[Collected data entries]
----

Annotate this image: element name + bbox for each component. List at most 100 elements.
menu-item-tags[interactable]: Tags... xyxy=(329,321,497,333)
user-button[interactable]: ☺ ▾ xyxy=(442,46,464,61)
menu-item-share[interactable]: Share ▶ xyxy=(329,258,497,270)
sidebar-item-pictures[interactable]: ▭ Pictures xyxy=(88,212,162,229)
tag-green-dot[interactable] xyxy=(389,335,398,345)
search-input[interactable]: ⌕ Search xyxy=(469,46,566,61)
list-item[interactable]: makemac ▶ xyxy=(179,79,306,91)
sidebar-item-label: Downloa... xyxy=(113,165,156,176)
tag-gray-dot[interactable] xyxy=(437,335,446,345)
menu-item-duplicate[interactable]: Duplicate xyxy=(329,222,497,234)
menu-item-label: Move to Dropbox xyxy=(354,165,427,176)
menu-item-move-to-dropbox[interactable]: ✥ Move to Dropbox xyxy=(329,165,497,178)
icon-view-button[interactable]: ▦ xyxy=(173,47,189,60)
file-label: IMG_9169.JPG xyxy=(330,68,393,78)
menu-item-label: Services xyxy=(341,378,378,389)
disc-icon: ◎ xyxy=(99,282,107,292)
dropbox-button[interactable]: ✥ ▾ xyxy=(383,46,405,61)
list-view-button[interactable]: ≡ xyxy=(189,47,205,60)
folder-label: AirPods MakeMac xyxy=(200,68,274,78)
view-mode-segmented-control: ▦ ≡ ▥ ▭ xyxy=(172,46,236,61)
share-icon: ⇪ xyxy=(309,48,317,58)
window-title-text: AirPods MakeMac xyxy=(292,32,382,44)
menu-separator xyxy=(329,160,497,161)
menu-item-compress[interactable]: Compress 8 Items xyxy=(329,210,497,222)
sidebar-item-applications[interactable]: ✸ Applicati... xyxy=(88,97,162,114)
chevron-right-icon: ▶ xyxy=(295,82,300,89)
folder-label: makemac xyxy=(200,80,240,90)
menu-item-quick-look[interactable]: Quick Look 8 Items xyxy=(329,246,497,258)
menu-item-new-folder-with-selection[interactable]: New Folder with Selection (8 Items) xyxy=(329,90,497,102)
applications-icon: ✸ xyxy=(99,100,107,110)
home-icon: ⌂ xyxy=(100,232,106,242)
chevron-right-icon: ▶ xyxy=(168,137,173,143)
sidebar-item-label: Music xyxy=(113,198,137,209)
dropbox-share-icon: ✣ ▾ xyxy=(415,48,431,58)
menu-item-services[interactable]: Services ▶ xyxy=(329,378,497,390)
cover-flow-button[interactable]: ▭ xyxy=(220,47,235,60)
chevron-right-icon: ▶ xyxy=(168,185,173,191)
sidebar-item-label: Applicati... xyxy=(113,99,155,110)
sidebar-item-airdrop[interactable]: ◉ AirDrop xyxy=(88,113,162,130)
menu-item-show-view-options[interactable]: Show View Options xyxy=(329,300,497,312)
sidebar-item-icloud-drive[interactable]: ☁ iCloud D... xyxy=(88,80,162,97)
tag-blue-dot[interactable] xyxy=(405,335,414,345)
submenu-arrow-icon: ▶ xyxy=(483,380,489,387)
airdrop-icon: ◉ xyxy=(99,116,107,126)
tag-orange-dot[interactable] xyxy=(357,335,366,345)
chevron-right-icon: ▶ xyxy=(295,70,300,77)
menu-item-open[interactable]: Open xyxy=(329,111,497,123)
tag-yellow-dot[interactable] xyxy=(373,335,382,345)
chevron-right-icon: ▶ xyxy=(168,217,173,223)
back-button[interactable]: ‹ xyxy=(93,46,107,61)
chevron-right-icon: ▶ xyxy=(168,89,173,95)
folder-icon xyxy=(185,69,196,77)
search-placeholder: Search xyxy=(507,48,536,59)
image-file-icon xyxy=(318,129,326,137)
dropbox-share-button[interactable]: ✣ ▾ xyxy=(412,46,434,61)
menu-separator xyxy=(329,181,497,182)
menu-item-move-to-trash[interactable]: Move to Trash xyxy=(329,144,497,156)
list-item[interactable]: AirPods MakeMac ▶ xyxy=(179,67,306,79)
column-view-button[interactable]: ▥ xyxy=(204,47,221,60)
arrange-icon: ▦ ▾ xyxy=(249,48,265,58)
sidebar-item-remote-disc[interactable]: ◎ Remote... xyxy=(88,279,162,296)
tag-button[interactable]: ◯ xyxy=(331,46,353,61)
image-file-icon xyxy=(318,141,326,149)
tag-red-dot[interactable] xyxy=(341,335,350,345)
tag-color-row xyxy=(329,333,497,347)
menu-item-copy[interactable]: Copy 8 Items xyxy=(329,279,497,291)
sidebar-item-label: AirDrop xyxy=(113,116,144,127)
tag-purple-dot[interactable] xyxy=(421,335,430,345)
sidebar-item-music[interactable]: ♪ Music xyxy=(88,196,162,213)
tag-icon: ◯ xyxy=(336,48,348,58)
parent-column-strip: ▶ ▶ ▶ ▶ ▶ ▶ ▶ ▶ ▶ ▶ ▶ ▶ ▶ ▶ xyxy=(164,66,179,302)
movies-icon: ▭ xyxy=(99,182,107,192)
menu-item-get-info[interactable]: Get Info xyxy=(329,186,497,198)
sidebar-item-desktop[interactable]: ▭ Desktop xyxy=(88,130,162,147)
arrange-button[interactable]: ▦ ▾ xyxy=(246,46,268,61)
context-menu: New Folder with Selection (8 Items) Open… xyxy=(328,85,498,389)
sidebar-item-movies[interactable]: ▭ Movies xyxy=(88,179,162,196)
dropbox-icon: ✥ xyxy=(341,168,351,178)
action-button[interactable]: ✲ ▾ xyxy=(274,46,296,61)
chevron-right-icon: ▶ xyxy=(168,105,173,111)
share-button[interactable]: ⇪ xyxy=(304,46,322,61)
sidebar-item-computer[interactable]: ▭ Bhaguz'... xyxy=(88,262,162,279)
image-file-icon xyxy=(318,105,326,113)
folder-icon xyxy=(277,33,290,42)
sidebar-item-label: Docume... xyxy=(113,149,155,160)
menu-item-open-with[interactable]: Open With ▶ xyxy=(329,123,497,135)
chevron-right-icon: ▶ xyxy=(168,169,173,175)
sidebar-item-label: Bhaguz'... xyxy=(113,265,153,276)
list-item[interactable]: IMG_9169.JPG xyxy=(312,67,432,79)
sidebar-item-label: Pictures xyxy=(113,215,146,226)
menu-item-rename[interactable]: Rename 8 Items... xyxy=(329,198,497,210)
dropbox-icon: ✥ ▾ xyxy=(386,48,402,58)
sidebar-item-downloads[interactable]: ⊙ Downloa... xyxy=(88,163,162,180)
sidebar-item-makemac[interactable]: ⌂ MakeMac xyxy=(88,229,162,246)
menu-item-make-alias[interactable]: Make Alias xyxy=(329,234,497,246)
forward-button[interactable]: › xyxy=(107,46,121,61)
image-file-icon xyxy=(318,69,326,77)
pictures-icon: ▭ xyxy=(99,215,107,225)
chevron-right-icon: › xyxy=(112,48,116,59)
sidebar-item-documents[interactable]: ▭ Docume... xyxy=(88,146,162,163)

----

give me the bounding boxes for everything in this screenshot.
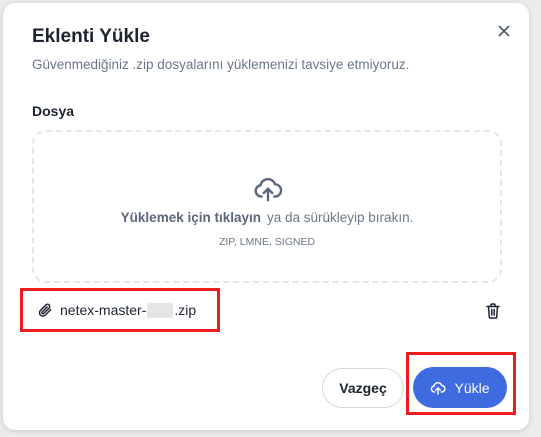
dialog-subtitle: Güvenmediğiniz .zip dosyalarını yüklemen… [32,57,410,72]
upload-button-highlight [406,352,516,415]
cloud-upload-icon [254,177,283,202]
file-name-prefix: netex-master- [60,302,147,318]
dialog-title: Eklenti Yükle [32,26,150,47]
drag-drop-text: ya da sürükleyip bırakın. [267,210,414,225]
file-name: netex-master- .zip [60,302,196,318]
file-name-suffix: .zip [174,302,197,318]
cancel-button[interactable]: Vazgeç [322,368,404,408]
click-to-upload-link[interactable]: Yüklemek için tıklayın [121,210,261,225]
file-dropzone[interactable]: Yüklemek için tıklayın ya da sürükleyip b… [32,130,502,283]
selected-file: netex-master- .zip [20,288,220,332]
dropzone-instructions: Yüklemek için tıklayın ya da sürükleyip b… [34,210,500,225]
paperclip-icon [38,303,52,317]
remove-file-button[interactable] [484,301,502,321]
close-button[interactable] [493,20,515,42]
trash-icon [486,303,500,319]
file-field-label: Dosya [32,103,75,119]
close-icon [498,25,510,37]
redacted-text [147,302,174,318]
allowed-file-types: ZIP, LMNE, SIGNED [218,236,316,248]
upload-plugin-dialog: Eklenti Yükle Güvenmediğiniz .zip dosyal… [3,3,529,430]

----

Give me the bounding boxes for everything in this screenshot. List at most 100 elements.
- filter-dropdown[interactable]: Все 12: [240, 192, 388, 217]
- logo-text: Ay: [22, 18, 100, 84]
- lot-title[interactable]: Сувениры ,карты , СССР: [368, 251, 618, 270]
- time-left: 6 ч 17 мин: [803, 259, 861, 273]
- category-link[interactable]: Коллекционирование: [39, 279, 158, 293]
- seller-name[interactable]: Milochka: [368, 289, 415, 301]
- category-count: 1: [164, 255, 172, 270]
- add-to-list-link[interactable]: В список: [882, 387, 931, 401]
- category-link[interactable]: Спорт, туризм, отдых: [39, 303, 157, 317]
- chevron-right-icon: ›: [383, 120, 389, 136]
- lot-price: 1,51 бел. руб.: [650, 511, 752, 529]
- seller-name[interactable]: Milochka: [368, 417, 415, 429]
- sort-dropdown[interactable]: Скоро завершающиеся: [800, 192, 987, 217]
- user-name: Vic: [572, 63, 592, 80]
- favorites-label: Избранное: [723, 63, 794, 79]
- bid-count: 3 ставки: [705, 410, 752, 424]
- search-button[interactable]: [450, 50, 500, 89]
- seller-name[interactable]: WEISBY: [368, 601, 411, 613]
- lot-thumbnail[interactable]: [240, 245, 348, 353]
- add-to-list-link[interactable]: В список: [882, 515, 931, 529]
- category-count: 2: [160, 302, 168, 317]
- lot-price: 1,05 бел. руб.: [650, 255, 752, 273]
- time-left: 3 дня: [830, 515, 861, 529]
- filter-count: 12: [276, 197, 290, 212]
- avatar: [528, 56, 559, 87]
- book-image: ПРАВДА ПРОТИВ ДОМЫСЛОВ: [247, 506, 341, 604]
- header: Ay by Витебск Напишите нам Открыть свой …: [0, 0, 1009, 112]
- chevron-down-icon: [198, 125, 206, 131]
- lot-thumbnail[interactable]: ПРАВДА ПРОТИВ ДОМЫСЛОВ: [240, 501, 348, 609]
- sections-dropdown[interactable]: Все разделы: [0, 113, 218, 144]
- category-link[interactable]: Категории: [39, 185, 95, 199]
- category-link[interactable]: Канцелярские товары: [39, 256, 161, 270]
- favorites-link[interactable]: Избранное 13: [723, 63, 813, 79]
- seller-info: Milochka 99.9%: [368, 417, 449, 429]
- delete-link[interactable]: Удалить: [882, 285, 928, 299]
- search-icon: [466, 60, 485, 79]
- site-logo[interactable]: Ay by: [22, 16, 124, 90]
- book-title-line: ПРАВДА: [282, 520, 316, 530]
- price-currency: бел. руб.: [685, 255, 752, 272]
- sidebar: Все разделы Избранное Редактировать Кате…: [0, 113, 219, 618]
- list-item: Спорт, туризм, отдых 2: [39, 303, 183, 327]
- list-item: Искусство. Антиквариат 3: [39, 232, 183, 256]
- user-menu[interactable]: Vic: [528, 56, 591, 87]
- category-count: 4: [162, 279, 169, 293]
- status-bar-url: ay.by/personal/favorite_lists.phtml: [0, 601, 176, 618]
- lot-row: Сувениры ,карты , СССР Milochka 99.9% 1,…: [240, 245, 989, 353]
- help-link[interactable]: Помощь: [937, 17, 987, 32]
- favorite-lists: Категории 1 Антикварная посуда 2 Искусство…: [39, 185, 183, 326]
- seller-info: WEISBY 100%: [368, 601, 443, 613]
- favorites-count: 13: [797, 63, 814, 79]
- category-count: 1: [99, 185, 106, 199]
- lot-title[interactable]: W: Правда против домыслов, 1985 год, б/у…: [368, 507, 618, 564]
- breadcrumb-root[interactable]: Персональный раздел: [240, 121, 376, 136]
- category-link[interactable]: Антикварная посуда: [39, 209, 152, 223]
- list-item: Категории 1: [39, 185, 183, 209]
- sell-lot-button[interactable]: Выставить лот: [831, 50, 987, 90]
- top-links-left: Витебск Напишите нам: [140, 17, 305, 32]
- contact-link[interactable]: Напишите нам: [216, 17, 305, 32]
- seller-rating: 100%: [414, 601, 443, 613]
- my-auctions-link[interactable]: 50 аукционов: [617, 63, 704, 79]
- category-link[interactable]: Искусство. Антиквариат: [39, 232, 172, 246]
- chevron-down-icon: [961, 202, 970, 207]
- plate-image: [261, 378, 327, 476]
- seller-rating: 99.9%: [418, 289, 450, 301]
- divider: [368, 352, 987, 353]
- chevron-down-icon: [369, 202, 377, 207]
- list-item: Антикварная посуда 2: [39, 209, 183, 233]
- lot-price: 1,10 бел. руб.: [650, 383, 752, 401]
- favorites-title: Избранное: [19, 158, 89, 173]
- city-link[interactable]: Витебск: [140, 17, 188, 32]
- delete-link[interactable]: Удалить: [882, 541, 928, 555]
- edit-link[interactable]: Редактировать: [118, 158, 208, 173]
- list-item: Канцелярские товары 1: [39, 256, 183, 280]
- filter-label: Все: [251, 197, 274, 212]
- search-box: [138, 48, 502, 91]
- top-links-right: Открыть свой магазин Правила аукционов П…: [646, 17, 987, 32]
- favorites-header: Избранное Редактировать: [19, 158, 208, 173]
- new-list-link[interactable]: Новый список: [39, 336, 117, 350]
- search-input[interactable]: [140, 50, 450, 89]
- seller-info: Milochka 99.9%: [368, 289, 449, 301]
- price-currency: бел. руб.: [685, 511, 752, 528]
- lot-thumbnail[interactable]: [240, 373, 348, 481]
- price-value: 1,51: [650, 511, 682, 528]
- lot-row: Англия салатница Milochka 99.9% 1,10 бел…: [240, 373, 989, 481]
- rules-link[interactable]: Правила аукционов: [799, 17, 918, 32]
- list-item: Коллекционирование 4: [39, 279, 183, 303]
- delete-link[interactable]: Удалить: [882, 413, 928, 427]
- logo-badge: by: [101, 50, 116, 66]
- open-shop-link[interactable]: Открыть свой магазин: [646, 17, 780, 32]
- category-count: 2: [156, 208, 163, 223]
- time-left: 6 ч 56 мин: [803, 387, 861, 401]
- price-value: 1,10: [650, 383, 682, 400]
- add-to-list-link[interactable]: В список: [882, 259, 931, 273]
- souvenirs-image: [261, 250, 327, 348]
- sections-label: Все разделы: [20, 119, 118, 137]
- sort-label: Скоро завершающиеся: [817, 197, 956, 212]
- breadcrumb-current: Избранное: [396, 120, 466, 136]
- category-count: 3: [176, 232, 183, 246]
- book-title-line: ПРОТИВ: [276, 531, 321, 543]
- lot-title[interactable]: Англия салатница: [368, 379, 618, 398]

----

_PROBLEM TO SOLVE_: Can you put the lines of the material into a JSON list of strings, one string per line with blank lines left out, starting at the line that contains "screenshot. List at most 100 elements." and stopping after the line that contains "- lot-title[interactable]: Сувениры"?

_THE OUTPUT_:
[
  "Give me the bounding boxes for everything in this screenshot. List at most 100 elements.",
  "- filter-dropdown[interactable]: Все 12: [240, 192, 388, 217]",
  "- logo-text: Ay: [22, 18, 100, 84]",
  "- lot-title[interactable]: Сувениры ,карты , СССР: [368, 251, 618, 270]"
]